**** EXERCISE MATERIAL
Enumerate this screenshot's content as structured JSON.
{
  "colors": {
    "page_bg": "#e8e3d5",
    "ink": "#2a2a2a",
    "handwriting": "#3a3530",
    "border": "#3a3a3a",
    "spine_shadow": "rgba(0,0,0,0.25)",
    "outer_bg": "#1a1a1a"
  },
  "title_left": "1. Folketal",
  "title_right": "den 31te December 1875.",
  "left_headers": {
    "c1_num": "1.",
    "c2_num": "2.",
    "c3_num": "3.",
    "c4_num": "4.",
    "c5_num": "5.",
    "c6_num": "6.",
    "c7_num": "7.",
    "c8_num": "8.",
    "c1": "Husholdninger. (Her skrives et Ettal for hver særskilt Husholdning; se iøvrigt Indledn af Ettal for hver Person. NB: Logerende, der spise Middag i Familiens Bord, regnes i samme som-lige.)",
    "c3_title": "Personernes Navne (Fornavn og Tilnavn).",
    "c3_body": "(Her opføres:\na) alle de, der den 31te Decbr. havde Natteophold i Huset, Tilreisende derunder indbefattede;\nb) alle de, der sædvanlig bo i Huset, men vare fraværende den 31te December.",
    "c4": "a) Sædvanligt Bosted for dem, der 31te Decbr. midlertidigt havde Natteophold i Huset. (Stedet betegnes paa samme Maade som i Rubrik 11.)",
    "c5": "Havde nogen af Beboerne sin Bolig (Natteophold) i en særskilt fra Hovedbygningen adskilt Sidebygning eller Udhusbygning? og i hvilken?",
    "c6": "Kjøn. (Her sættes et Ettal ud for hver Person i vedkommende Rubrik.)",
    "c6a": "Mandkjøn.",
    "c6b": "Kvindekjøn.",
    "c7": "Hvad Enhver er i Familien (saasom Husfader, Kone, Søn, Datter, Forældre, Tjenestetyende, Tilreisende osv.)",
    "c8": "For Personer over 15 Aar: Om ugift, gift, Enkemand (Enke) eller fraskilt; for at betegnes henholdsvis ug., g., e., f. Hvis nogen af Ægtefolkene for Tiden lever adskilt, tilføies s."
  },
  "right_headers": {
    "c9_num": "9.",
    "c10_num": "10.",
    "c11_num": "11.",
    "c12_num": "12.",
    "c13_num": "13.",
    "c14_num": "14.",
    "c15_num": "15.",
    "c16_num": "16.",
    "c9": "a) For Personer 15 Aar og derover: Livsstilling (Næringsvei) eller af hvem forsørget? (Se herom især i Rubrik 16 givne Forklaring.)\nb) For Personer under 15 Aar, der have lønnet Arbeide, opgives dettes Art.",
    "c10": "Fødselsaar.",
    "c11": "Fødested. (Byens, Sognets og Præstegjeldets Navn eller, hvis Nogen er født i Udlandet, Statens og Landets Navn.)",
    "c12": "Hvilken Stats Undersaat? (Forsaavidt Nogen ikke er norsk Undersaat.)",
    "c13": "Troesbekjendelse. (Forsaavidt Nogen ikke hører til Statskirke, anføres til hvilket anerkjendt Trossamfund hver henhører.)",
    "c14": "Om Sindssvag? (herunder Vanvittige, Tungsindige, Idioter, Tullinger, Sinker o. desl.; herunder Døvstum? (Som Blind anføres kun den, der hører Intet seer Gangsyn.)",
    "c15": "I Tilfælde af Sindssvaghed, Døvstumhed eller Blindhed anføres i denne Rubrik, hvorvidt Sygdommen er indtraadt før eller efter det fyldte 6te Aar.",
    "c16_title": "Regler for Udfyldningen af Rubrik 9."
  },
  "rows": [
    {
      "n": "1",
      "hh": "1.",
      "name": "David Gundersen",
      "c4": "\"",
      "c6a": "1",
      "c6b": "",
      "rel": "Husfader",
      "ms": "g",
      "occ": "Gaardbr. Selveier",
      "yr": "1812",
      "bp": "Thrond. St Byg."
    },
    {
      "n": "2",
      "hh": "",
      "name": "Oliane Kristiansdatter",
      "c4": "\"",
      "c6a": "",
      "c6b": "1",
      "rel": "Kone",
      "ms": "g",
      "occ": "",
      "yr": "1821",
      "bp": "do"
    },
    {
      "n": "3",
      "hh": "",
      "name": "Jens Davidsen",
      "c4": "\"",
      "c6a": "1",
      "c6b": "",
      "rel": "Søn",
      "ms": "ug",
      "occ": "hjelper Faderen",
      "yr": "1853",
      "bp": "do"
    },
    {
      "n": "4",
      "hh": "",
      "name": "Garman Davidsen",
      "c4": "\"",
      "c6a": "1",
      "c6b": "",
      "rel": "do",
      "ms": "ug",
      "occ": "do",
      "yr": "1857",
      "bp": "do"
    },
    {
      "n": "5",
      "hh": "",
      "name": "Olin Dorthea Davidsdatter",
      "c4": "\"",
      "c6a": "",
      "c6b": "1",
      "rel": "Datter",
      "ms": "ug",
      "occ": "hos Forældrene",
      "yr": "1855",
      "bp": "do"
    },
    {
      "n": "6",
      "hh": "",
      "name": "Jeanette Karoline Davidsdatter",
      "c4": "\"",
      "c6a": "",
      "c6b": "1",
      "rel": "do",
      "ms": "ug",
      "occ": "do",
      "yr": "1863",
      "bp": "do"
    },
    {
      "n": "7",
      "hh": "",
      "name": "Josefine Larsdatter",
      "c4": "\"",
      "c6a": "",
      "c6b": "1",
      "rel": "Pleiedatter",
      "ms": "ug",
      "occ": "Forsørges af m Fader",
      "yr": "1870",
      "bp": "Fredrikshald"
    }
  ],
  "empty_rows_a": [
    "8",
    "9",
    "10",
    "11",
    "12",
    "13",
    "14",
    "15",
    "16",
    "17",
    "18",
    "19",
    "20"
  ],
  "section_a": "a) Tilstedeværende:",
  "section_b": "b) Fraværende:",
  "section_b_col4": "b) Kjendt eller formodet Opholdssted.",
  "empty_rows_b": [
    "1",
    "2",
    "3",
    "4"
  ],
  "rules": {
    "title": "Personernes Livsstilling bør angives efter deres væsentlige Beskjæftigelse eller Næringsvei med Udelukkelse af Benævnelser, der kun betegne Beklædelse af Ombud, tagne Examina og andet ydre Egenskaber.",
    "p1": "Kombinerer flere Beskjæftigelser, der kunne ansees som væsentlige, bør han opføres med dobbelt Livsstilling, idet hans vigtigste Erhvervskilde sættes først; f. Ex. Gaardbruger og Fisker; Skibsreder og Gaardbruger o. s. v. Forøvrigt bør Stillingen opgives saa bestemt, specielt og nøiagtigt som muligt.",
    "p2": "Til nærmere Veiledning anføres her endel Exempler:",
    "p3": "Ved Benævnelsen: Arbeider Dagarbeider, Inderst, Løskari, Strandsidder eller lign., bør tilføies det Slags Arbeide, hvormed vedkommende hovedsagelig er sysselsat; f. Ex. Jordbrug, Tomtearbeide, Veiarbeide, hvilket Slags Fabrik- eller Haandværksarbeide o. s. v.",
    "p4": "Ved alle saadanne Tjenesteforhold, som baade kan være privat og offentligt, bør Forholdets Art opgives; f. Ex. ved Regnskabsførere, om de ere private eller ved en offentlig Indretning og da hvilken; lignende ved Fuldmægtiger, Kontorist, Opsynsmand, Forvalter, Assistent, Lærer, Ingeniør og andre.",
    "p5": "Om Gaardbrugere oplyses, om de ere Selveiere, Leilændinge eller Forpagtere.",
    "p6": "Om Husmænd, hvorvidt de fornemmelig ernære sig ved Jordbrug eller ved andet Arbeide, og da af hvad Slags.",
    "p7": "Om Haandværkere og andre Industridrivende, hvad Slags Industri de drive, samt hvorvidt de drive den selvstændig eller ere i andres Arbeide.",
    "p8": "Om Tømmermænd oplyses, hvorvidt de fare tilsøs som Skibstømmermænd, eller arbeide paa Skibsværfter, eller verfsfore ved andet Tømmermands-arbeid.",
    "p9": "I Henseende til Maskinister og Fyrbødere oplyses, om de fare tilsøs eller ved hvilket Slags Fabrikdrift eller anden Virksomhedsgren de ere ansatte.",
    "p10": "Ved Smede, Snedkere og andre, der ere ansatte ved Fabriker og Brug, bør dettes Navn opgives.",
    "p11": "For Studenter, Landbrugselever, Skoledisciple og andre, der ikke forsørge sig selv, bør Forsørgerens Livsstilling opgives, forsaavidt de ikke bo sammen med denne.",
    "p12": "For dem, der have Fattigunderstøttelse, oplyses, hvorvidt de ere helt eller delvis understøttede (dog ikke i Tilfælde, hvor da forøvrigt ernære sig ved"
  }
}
********
Extract every line containing the string "ansatte" from the data above.

    "p9": "I Henseende til Maskinister og Fyrbødere oplyses, om de fare tilsøs eller ved hvilket Slags Fabrikdrift eller anden Virksomhedsgren de ere ansatte.",
    "p10": "Ved Smede, Snedkere og andre, der ere ansatte ved Fabriker og Brug, bør dettes Navn opgives.",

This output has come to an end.